*Esercizio A*
Trascrivi parola per parola la parte del brano sulla geopolitica compresa tra "L’ Africa seguirà…" e "iniziare dai Balcani.", inclusi.
*Esercizio B*
Rispondi in breve a queste domande sul brano sulla geopolitica.
(i) Secondo il brano, da chi sono guidati i russi, più che da Putin?
(ii) Con quale paese la Merkel ha stretto un'alleanza strategica ad Amburgo?
(iii) In quale paese Trump ha fatto il suo primo scalo in Europa?

------ Brano da leggere ------

La Cina non è ancora giunta ad aprirsi la via distruggendo manu militari l’industria tessile indiana oppure frantumando ciò che rimaneva dell’Impero ottomano in clan l’un contro l’altro armati dopo la Prima guerra mondiale, ma poco ci manca e la mano dura di già si usa proprio nel mare di casa degli stati asiatici che confinano per mare con l’Impero di Mezzo, con i continui incidenti militari e diplomatici che accompagnano la Cina ovunque le sue merci giungono. La prossima spartizione della Mesopotamia e del Mediterraneo che accompagnerà il futuro del raddoppio del Canale di Suez conferma questa mia tesi: globalisti, i cinesi, solo perché neo-imperialisti



I russi, dal canto loro, seguendo le teorie del grande Primakov e guidati più che da Putin dal grande ministro degli Esteri Lavrov, ritornano potenza euroasiatica per eccellenza e dalle vette del dominio mondiale riforniscono di gas la Cina e ne prendono la mano da un lato, mentre dall’altro impegnano le forze armate in Mesopotamia condizionando il furto della Siria e del Libano e di tutta l’area nordafricana con l’accordo con Turchia e Iran per controbilanciare la Francia e gli Usa in un’area geostrategica del mondo per il suo potenziale energetico infinito.

L’ Africa seguirà… Ad Amburgo la Merkel si è preparata benissimo: alleanza strategica con la Cina e scontro con Trump per pareggiare i conti dopo il dieselgate e la scissione sul piano internazionale che si disvela se si pensa alle polemiche sulla Nato. Ma il prezzo che così si fa pagare all’Europa è altissimo: l’allargasi del dissidio tra Ue e Usa che può portare al disastro per gli effetti tellurici nei confronti della Nato. Si rischia di porre in pericolo tutto l’Occidente nei confronti della Cina e di scatenare i conflitti interoccidentali più paurosi, a iniziare dai Balcani.

La bomba che pochi hanno sentito esplodere, ma che tuttavia è esplosa e con gravi danni, è ciò che è accaduto il giorno prima dell’apertura dei lavori amburghesi. Trump ha fatto il suo primo scalo in Europa non in Germania, ma in Polonia. Una Polonia ancora divisa dall’Ue, dall’affronto che al governo in carica è stato fatto riconfermando Donald Tusk come presidente del Consiglio europeo. Un’offesa incredibile e impensabile in un mondo dominato dalla politica, e non come accade invece oggi in Europa dall’arroganza oligarchico-tecnocratico-teutonica.

------ Dati forniti ------

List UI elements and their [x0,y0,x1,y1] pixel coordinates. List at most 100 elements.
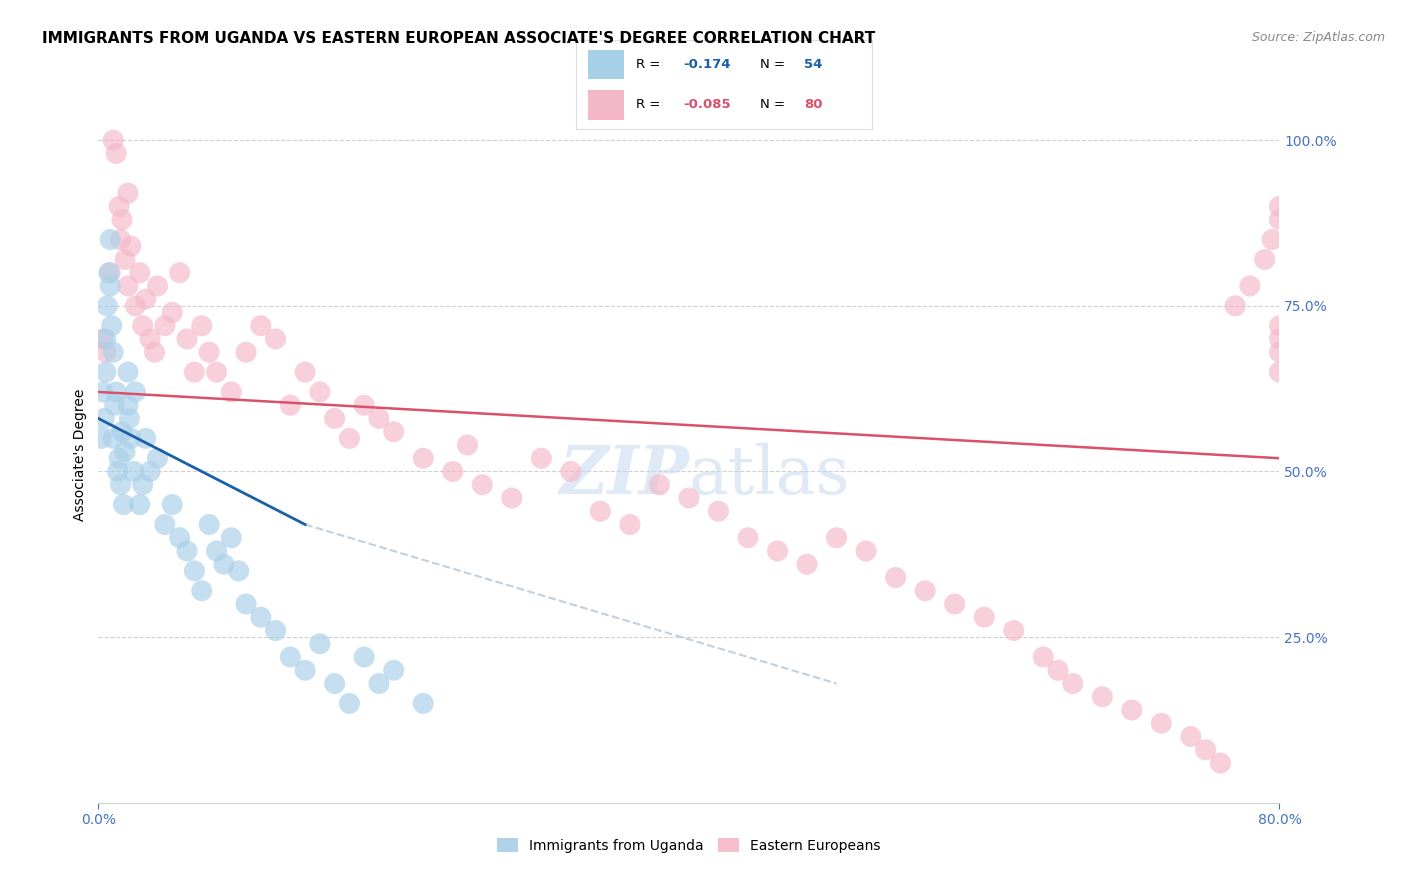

------

*Risposta A*
L’ Africa seguirà… Ad Amburgo la Merkel si è preparata benissimo: alleanza strategica con la Cina e scontro con Trump per pareggiare i conti dopo il dieselgate e la scissione sul piano internazionale che si disvela se si pensa alle polemiche sulla Nato. Ma il prezzo che così si fa pagare all’Europa è altissimo: l’allargasi del dissidio tra Ue e Usa che può portare al disastro per gli effetti tellurici nei confronti della Nato. Si rischia di porre in pericolo tutto l’Occidente nei confronti della Cina e di scatenare i conflitti interoccidentali più paurosi, a iniziare dai Balcani.

*Risposta B*
(i) Dal ministro degli Esteri Lavrov.
(ii) Con la Cina.
(iii) In Polonia.